_SET PROBLEM:_
With the pictures omitted, write out the entries that follow exactly as they stand.

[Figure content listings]
──────
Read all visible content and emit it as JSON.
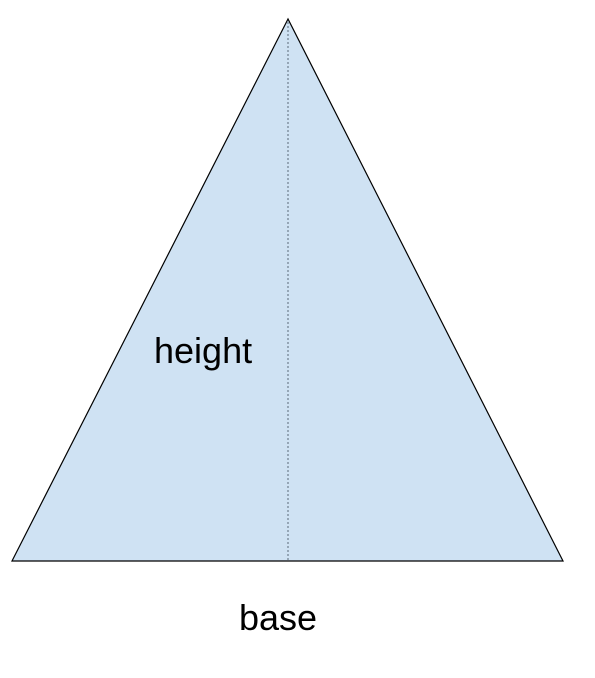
{
  "labels": {
    "height": "height",
    "base": "base"
  },
  "colors": {
    "triangle_fill": "#cfe2f3",
    "triangle_stroke": "#000000",
    "height_line": "#5b6b78",
    "text": "#000000"
  },
  "style": {
    "height_line": "dotted"
  }
}
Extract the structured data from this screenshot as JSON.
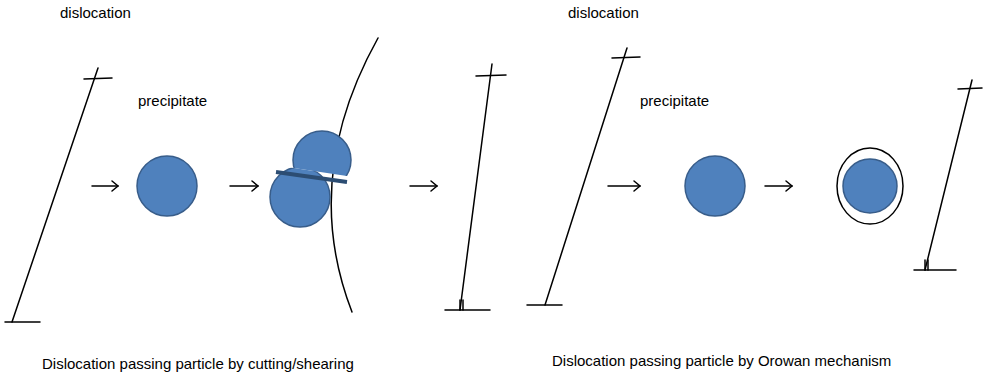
{
  "diagram": {
    "labels": [
      "dislocation",
      "precipitate",
      "Dislocation passing particle by cutting/shearing",
      "dislocation",
      "precipitate",
      "Dislocation passing particle by Orowan mechanism"
    ]
  }
}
──────
_WRITTEN RESPONSE:_
Read all visible content and emit it as JSON.
{
  "labels": {
    "height": "height",
    "base": "base"
  },
  "colors": {
    "triangle_fill": "#cfe2f3",
    "triangle_stroke": "#000000",
    "height_line": "#5b6b78",
    "text": "#000000"
  },
  "style": {
    "height_line": "dotted"
  }
}
Extract the structured data from this screenshot as JSON.
{
  "diagram": {
    "labels": [
      "dislocation",
      "precipitate",
      "Dislocation passing particle by cutting/shearing",
      "dislocation",
      "precipitate",
      "Dislocation passing particle by Orowan mechanism"
    ]
  }
}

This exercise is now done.